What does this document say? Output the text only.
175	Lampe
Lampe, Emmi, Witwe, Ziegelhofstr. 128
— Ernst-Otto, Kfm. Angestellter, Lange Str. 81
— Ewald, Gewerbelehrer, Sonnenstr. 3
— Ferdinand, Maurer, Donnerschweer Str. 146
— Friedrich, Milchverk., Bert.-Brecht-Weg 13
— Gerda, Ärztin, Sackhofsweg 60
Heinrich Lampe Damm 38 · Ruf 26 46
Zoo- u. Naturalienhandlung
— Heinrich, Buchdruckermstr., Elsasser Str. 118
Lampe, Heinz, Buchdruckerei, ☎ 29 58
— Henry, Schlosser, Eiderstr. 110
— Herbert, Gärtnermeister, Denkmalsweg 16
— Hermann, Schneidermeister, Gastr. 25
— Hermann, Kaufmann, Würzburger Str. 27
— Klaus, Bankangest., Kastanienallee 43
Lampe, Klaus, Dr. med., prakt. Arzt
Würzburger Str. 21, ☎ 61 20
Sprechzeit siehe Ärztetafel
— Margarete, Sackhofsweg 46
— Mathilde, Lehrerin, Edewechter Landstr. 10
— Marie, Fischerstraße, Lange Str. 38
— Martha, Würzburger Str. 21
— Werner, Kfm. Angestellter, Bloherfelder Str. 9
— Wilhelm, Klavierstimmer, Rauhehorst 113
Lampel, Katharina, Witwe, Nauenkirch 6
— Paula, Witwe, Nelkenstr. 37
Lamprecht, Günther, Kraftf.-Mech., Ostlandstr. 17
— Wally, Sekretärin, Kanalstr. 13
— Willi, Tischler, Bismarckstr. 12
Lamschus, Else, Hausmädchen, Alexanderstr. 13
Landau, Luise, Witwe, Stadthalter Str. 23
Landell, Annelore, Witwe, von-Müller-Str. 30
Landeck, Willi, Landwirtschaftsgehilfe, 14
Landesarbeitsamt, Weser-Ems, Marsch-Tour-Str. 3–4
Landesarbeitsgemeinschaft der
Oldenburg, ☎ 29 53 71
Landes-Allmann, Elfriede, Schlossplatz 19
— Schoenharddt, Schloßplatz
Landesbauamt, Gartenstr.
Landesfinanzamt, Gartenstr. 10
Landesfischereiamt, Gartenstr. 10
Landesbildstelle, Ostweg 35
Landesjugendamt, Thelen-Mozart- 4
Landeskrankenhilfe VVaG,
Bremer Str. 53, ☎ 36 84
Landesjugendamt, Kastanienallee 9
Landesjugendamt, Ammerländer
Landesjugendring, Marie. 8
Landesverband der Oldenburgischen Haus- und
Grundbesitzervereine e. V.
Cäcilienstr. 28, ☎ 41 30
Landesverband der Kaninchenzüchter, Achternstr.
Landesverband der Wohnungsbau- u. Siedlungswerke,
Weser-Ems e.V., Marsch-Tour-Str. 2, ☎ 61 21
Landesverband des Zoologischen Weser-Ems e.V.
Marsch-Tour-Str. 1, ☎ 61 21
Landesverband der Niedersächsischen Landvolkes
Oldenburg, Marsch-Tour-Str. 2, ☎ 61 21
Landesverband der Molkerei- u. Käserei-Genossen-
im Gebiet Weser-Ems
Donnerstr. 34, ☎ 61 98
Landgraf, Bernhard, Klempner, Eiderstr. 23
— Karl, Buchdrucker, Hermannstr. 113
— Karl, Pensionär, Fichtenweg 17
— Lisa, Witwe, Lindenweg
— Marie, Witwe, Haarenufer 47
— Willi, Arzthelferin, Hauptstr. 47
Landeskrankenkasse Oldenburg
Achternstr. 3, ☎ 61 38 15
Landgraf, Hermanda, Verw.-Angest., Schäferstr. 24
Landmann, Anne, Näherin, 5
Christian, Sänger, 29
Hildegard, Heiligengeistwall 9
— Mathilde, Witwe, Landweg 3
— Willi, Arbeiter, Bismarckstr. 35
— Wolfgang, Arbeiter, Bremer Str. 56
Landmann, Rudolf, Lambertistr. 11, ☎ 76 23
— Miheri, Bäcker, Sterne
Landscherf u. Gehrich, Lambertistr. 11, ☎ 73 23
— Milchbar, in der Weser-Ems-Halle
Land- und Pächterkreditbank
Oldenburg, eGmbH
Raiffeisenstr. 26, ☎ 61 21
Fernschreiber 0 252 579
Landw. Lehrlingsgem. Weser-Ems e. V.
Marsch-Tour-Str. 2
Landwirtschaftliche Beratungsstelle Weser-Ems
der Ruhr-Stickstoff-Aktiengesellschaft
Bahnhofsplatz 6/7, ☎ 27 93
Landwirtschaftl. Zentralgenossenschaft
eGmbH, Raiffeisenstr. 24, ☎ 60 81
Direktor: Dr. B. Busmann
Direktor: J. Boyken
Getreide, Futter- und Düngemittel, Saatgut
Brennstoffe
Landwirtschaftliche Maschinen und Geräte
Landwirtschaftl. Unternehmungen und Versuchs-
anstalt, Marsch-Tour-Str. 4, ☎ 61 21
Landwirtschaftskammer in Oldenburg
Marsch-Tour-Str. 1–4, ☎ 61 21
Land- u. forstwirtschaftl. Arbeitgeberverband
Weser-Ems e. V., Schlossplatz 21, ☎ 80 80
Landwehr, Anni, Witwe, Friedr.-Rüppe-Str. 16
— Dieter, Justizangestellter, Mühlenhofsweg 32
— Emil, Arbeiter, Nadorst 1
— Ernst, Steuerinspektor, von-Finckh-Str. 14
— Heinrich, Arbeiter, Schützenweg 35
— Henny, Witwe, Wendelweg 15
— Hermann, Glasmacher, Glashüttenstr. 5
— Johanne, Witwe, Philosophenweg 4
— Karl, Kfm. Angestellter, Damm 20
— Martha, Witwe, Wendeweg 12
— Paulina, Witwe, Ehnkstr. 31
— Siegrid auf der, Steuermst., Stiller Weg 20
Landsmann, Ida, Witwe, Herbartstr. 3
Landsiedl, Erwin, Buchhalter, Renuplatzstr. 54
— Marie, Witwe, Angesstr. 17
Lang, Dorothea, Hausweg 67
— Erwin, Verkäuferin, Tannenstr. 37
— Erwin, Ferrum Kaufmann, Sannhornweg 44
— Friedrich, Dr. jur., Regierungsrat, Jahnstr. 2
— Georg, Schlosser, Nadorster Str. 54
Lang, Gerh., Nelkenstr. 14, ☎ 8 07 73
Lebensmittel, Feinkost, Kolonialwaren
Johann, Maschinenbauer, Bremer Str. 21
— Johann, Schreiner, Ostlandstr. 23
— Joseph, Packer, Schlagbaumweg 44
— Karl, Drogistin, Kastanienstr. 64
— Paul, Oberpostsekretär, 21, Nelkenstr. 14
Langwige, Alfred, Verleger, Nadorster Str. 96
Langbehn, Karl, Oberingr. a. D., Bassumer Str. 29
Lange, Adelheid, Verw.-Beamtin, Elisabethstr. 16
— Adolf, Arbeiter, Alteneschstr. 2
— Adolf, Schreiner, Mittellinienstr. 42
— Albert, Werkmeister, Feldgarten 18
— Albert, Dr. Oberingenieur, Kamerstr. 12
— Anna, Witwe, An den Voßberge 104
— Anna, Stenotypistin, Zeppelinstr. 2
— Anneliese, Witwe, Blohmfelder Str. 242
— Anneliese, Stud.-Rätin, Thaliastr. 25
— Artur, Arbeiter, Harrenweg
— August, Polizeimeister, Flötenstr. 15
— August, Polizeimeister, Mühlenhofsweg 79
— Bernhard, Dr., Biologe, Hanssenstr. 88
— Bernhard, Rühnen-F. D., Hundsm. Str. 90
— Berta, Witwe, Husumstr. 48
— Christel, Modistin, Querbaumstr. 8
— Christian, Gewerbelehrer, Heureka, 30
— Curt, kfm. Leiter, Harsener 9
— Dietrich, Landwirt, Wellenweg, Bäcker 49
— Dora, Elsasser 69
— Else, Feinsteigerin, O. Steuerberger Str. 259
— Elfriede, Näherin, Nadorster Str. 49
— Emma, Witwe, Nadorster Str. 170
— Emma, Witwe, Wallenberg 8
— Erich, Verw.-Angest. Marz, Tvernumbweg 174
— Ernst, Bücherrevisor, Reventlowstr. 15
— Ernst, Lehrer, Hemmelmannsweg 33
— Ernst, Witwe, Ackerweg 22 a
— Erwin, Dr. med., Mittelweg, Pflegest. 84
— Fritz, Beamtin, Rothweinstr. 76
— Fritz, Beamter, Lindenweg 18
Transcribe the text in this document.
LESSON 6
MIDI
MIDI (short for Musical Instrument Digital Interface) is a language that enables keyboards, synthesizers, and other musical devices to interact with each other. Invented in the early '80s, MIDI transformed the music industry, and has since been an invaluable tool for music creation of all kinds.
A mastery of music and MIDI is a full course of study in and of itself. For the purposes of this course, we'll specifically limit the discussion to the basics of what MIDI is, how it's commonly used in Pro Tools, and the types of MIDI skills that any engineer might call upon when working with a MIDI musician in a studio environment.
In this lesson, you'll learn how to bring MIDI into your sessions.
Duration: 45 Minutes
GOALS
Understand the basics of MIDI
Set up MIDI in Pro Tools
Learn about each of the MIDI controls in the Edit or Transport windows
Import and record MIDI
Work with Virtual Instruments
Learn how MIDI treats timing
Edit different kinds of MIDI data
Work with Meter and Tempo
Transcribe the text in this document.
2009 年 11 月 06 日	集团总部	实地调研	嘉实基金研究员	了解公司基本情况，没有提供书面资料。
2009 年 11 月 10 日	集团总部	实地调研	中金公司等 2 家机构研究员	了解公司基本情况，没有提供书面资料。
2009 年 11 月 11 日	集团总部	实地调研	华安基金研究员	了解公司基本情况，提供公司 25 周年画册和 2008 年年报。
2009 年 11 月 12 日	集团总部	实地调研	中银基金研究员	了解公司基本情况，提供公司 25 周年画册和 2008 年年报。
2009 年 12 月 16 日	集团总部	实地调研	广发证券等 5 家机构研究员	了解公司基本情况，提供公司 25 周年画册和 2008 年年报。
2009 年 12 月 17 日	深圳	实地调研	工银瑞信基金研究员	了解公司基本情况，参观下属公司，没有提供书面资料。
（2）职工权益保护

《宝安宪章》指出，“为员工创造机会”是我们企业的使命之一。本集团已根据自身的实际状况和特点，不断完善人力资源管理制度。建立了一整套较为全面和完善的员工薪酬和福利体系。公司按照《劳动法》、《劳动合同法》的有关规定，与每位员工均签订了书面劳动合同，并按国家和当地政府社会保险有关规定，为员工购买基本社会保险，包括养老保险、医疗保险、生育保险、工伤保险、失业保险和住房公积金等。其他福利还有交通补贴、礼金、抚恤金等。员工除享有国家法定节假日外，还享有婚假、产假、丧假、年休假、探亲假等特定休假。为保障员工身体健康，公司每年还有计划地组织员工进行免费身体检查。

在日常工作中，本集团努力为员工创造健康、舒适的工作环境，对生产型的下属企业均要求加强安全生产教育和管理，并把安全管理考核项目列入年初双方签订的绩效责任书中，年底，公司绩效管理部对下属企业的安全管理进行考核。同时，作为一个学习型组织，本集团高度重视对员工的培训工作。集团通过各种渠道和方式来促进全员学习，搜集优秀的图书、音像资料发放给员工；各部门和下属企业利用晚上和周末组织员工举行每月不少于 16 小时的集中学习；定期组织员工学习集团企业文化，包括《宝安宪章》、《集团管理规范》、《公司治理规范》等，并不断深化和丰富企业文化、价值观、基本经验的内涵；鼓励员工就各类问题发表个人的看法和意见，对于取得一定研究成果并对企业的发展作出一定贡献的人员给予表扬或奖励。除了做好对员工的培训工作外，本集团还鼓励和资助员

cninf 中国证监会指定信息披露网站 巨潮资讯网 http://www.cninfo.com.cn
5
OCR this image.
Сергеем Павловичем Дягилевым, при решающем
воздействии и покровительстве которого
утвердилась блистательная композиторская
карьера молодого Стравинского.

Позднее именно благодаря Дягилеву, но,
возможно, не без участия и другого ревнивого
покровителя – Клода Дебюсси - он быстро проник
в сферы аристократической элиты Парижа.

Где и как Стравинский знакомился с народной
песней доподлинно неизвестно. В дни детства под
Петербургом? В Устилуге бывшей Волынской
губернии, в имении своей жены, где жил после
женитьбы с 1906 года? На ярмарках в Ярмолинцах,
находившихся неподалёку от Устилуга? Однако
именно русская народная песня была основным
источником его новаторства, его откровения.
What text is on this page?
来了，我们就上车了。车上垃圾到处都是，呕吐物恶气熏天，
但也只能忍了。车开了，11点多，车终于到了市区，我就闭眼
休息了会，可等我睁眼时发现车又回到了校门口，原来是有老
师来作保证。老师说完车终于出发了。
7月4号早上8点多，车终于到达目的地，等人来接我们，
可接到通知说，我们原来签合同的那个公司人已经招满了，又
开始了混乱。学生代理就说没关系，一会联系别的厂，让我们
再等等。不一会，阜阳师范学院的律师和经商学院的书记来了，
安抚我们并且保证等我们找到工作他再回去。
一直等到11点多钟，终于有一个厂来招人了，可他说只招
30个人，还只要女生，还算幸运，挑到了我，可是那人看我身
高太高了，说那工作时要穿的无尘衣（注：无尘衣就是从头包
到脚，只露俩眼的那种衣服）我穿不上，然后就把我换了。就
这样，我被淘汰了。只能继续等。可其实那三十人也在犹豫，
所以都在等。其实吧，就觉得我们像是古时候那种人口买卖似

Aim:
Beginning at the line that holds "What text is on this page?", write out word for word each line through the end of the records.

Result for this task:
What text is on this page?
来了，我们就上车了。车上垃圾到处都是，呕吐物恶气熏天，
但也只能忍了。车开了，11点多，车终于到了市区，我就闭眼
休息了会，可等我睁眼时发现车又回到了校门口，原来是有老
师来作保证。老师说完车终于出发了。
7月4号早上8点多，车终于到达目的地，等人来接我们，
可接到通知说，我们原来签合同的那个公司人已经招满了，又
开始了混乱。学生代理就说没关系，一会联系别的厂，让我们
再等等。不一会，阜阳师范学院的律师和经商学院的书记来了，
安抚我们并且保证等我们找到工作他再回去。
一直等到11点多钟，终于有一个厂来招人了，可他说只招
30个人，还只要女生，还算幸运，挑到了我，可是那人看我身
高太高了，说那工作时要穿的无尘衣（注：无尘衣就是从头包
到脚，只露俩眼的那种衣服）我穿不上，然后就把我换了。就
这样，我被淘汰了。只能继续等。可其实那三十人也在犹豫，
所以都在等。其实吧，就觉得我们像是古时候那种人口买卖似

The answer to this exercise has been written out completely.